— begin Records for the task —

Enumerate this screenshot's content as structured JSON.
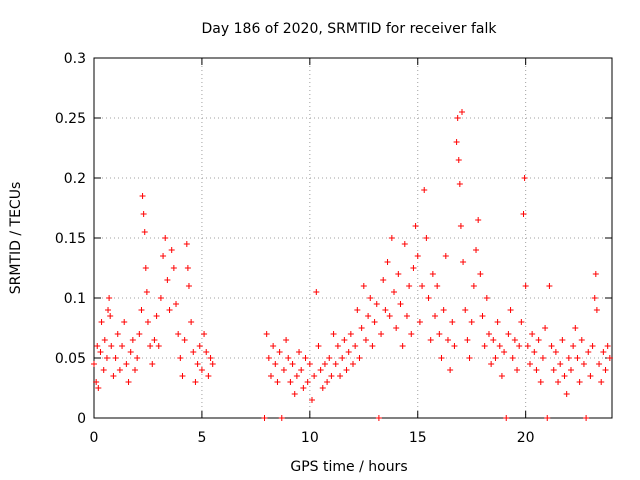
{
  "chart_data": {
    "type": "scatter",
    "title": "Day 186 of 2020, SRMTID for receiver falk",
    "xlabel": "GPS time / hours",
    "ylabel": "SRMTID / TECUs",
    "xlim": [
      0,
      24
    ],
    "ylim": [
      0,
      0.3
    ],
    "x_ticks": [
      0,
      5,
      10,
      15,
      20
    ],
    "x_tick_labels": [
      "0",
      "5",
      "10",
      "15",
      "20"
    ],
    "y_ticks": [
      0,
      0.05,
      0.1,
      0.15,
      0.2,
      0.25,
      0.3
    ],
    "y_tick_labels": [
      "0",
      "0.05",
      "0.1",
      "0.15",
      "0.2",
      "0.25",
      "0.3"
    ],
    "grid": true,
    "marker": "+",
    "series_color": "#ff0000",
    "series": [
      {
        "name": "SRMTID",
        "points": [
          [
            0.0,
            0.045
          ],
          [
            0.1,
            0.03
          ],
          [
            0.15,
            0.06
          ],
          [
            0.2,
            0.025
          ],
          [
            0.3,
            0.055
          ],
          [
            0.35,
            0.08
          ],
          [
            0.45,
            0.04
          ],
          [
            0.5,
            0.065
          ],
          [
            0.6,
            0.05
          ],
          [
            0.65,
            0.09
          ],
          [
            0.7,
            0.1
          ],
          [
            0.75,
            0.085
          ],
          [
            0.8,
            0.06
          ],
          [
            0.9,
            0.035
          ],
          [
            1.0,
            0.05
          ],
          [
            1.1,
            0.07
          ],
          [
            1.2,
            0.04
          ],
          [
            1.3,
            0.06
          ],
          [
            1.4,
            0.08
          ],
          [
            1.5,
            0.045
          ],
          [
            1.6,
            0.03
          ],
          [
            1.7,
            0.055
          ],
          [
            1.8,
            0.065
          ],
          [
            1.9,
            0.04
          ],
          [
            2.0,
            0.05
          ],
          [
            2.1,
            0.07
          ],
          [
            2.2,
            0.09
          ],
          [
            2.25,
            0.185
          ],
          [
            2.3,
            0.17
          ],
          [
            2.35,
            0.155
          ],
          [
            2.4,
            0.125
          ],
          [
            2.45,
            0.105
          ],
          [
            2.5,
            0.08
          ],
          [
            2.6,
            0.06
          ],
          [
            2.7,
            0.045
          ],
          [
            2.8,
            0.065
          ],
          [
            2.9,
            0.085
          ],
          [
            3.0,
            0.06
          ],
          [
            3.1,
            0.1
          ],
          [
            3.2,
            0.135
          ],
          [
            3.3,
            0.15
          ],
          [
            3.4,
            0.115
          ],
          [
            3.5,
            0.09
          ],
          [
            3.6,
            0.14
          ],
          [
            3.7,
            0.125
          ],
          [
            3.8,
            0.095
          ],
          [
            3.9,
            0.07
          ],
          [
            4.0,
            0.05
          ],
          [
            4.1,
            0.035
          ],
          [
            4.2,
            0.065
          ],
          [
            4.3,
            0.145
          ],
          [
            4.35,
            0.125
          ],
          [
            4.4,
            0.11
          ],
          [
            4.5,
            0.08
          ],
          [
            4.6,
            0.055
          ],
          [
            4.7,
            0.03
          ],
          [
            4.8,
            0.045
          ],
          [
            4.9,
            0.06
          ],
          [
            5.0,
            0.04
          ],
          [
            5.1,
            0.07
          ],
          [
            5.2,
            0.055
          ],
          [
            5.3,
            0.035
          ],
          [
            5.4,
            0.05
          ],
          [
            5.5,
            0.045
          ],
          [
            7.9,
            0.0
          ],
          [
            8.0,
            0.07
          ],
          [
            8.1,
            0.05
          ],
          [
            8.2,
            0.035
          ],
          [
            8.3,
            0.06
          ],
          [
            8.4,
            0.045
          ],
          [
            8.5,
            0.03
          ],
          [
            8.6,
            0.055
          ],
          [
            8.7,
            0.0
          ],
          [
            8.8,
            0.04
          ],
          [
            8.9,
            0.065
          ],
          [
            9.0,
            0.05
          ],
          [
            9.1,
            0.03
          ],
          [
            9.2,
            0.045
          ],
          [
            9.3,
            0.02
          ],
          [
            9.4,
            0.035
          ],
          [
            9.5,
            0.055
          ],
          [
            9.6,
            0.04
          ],
          [
            9.7,
            0.025
          ],
          [
            9.8,
            0.05
          ],
          [
            9.9,
            0.03
          ],
          [
            10.0,
            0.045
          ],
          [
            10.1,
            0.015
          ],
          [
            10.2,
            0.035
          ],
          [
            10.3,
            0.105
          ],
          [
            10.4,
            0.06
          ],
          [
            10.5,
            0.04
          ],
          [
            10.6,
            0.025
          ],
          [
            10.7,
            0.045
          ],
          [
            10.8,
            0.03
          ],
          [
            10.9,
            0.05
          ],
          [
            11.0,
            0.035
          ],
          [
            11.1,
            0.07
          ],
          [
            11.2,
            0.045
          ],
          [
            11.3,
            0.06
          ],
          [
            11.4,
            0.035
          ],
          [
            11.5,
            0.05
          ],
          [
            11.6,
            0.065
          ],
          [
            11.7,
            0.04
          ],
          [
            11.8,
            0.055
          ],
          [
            11.9,
            0.07
          ],
          [
            12.0,
            0.045
          ],
          [
            12.1,
            0.06
          ],
          [
            12.2,
            0.09
          ],
          [
            12.3,
            0.05
          ],
          [
            12.4,
            0.075
          ],
          [
            12.5,
            0.11
          ],
          [
            12.6,
            0.065
          ],
          [
            12.7,
            0.085
          ],
          [
            12.8,
            0.1
          ],
          [
            12.9,
            0.06
          ],
          [
            13.0,
            0.08
          ],
          [
            13.1,
            0.095
          ],
          [
            13.2,
            0.0
          ],
          [
            13.3,
            0.07
          ],
          [
            13.4,
            0.115
          ],
          [
            13.5,
            0.09
          ],
          [
            13.6,
            0.13
          ],
          [
            13.7,
            0.085
          ],
          [
            13.8,
            0.15
          ],
          [
            13.9,
            0.105
          ],
          [
            14.0,
            0.075
          ],
          [
            14.1,
            0.12
          ],
          [
            14.2,
            0.095
          ],
          [
            14.3,
            0.06
          ],
          [
            14.4,
            0.145
          ],
          [
            14.5,
            0.085
          ],
          [
            14.6,
            0.11
          ],
          [
            14.7,
            0.07
          ],
          [
            14.8,
            0.125
          ],
          [
            14.9,
            0.16
          ],
          [
            15.0,
            0.135
          ],
          [
            15.1,
            0.08
          ],
          [
            15.2,
            0.11
          ],
          [
            15.3,
            0.19
          ],
          [
            15.4,
            0.15
          ],
          [
            15.5,
            0.1
          ],
          [
            15.6,
            0.065
          ],
          [
            15.7,
            0.12
          ],
          [
            15.8,
            0.085
          ],
          [
            15.9,
            0.11
          ],
          [
            16.0,
            0.07
          ],
          [
            16.1,
            0.05
          ],
          [
            16.2,
            0.09
          ],
          [
            16.3,
            0.135
          ],
          [
            16.4,
            0.065
          ],
          [
            16.5,
            0.04
          ],
          [
            16.6,
            0.08
          ],
          [
            16.7,
            0.06
          ],
          [
            16.8,
            0.23
          ],
          [
            16.85,
            0.25
          ],
          [
            16.9,
            0.215
          ],
          [
            16.95,
            0.195
          ],
          [
            17.0,
            0.16
          ],
          [
            17.05,
            0.255
          ],
          [
            17.1,
            0.13
          ],
          [
            17.2,
            0.09
          ],
          [
            17.3,
            0.065
          ],
          [
            17.4,
            0.05
          ],
          [
            17.5,
            0.08
          ],
          [
            17.6,
            0.11
          ],
          [
            17.7,
            0.14
          ],
          [
            17.8,
            0.165
          ],
          [
            17.9,
            0.12
          ],
          [
            18.0,
            0.085
          ],
          [
            18.1,
            0.06
          ],
          [
            18.2,
            0.1
          ],
          [
            18.3,
            0.07
          ],
          [
            18.4,
            0.045
          ],
          [
            18.5,
            0.065
          ],
          [
            18.6,
            0.05
          ],
          [
            18.7,
            0.08
          ],
          [
            18.8,
            0.06
          ],
          [
            18.9,
            0.035
          ],
          [
            19.0,
            0.055
          ],
          [
            19.1,
            0.0
          ],
          [
            19.2,
            0.07
          ],
          [
            19.3,
            0.09
          ],
          [
            19.4,
            0.05
          ],
          [
            19.5,
            0.065
          ],
          [
            19.6,
            0.04
          ],
          [
            19.7,
            0.06
          ],
          [
            19.8,
            0.08
          ],
          [
            19.9,
            0.17
          ],
          [
            19.95,
            0.2
          ],
          [
            20.0,
            0.11
          ],
          [
            20.1,
            0.06
          ],
          [
            20.2,
            0.045
          ],
          [
            20.3,
            0.07
          ],
          [
            20.4,
            0.055
          ],
          [
            20.5,
            0.04
          ],
          [
            20.6,
            0.065
          ],
          [
            20.7,
            0.03
          ],
          [
            20.8,
            0.05
          ],
          [
            20.9,
            0.075
          ],
          [
            21.0,
            0.0
          ],
          [
            21.1,
            0.11
          ],
          [
            21.2,
            0.06
          ],
          [
            21.3,
            0.04
          ],
          [
            21.4,
            0.055
          ],
          [
            21.5,
            0.03
          ],
          [
            21.6,
            0.045
          ],
          [
            21.7,
            0.065
          ],
          [
            21.8,
            0.035
          ],
          [
            21.9,
            0.02
          ],
          [
            22.0,
            0.05
          ],
          [
            22.1,
            0.04
          ],
          [
            22.2,
            0.06
          ],
          [
            22.3,
            0.075
          ],
          [
            22.4,
            0.05
          ],
          [
            22.5,
            0.03
          ],
          [
            22.6,
            0.065
          ],
          [
            22.7,
            0.045
          ],
          [
            22.8,
            0.0
          ],
          [
            22.9,
            0.055
          ],
          [
            23.0,
            0.035
          ],
          [
            23.1,
            0.06
          ],
          [
            23.2,
            0.1
          ],
          [
            23.25,
            0.12
          ],
          [
            23.3,
            0.09
          ],
          [
            23.4,
            0.045
          ],
          [
            23.5,
            0.03
          ],
          [
            23.6,
            0.055
          ],
          [
            23.7,
            0.04
          ],
          [
            23.8,
            0.06
          ],
          [
            23.9,
            0.05
          ]
        ]
      }
    ]
  }
}
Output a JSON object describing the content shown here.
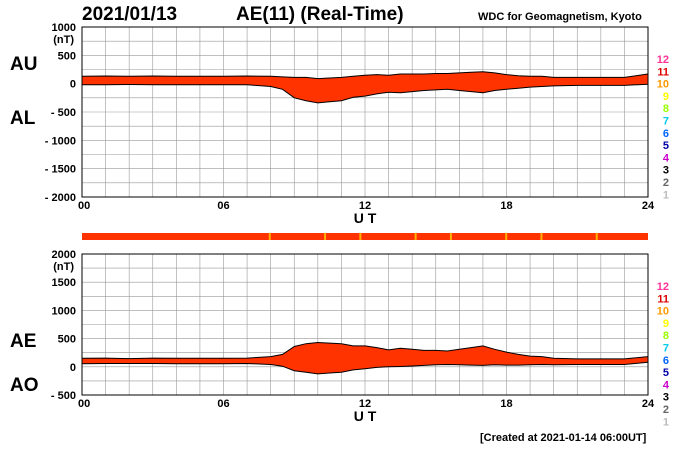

— end Records for the task —

**Exercise directions:** Across the records above, count the lines holding "content" and reply with that number alone.

**Solution:** 2